§ **Data provided**:
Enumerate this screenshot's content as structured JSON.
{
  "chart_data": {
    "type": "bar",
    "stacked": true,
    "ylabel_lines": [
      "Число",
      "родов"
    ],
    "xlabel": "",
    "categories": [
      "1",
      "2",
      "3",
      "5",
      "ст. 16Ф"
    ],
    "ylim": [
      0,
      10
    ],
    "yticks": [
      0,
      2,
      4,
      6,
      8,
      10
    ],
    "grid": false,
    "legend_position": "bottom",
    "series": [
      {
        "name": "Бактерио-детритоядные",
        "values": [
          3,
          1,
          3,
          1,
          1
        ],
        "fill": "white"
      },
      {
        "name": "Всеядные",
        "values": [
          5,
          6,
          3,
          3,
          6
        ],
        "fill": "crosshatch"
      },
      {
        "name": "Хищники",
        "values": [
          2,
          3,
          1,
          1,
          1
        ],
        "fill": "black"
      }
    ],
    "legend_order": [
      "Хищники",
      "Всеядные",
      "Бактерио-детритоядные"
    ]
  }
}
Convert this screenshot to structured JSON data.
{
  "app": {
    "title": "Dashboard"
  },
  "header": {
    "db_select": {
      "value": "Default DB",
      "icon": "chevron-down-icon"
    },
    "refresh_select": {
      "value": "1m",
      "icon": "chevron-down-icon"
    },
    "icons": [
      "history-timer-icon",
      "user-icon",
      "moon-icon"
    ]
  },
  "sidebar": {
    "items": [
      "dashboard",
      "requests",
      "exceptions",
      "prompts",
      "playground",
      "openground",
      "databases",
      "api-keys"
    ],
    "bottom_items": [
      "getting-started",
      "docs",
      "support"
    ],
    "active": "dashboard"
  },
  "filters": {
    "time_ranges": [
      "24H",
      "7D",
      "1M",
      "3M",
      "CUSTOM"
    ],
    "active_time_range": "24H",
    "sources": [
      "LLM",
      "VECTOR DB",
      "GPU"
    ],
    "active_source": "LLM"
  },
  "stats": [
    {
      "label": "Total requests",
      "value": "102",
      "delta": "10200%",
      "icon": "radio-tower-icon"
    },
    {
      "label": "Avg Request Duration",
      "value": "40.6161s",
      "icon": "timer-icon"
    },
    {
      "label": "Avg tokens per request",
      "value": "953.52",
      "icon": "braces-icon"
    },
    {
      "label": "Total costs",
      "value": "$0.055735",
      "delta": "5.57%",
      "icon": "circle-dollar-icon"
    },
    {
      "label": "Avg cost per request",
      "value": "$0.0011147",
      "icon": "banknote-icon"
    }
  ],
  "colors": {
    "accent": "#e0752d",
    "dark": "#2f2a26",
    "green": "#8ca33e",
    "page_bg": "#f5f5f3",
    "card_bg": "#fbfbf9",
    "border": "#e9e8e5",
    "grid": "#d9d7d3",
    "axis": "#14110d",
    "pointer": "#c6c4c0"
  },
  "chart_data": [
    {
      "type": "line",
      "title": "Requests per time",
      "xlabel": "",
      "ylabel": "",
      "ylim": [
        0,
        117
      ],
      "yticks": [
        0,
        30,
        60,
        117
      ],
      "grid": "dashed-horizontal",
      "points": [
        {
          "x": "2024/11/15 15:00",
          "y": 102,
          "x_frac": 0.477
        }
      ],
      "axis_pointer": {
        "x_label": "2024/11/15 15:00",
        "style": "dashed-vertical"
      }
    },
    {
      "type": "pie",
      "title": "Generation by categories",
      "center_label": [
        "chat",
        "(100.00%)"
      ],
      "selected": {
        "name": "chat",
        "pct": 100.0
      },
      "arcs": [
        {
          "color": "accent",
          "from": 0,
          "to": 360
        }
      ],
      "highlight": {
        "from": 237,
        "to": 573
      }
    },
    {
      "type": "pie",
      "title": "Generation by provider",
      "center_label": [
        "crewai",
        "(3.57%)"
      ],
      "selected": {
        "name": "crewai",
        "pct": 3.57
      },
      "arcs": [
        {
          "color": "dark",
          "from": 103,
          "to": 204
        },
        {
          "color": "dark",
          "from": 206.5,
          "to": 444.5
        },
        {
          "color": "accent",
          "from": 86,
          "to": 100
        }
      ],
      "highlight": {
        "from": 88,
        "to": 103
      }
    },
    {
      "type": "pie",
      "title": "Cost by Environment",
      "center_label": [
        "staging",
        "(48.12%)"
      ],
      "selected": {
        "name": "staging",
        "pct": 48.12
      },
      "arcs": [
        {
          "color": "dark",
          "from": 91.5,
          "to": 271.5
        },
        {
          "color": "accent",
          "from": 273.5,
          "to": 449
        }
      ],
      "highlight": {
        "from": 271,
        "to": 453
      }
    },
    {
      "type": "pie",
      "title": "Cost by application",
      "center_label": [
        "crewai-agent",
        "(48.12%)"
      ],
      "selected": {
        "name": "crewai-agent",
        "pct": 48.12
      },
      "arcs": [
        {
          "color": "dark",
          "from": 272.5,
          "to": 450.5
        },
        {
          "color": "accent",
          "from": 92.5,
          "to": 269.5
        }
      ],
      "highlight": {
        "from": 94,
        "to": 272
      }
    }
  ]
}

§ **Written request**:
Read through the entries and copy each line in which "Бактерио" appears.

§ **Solution for this task**:
        "name": "Бактерио-детритоядные",
      "Бактерио-детритоядные"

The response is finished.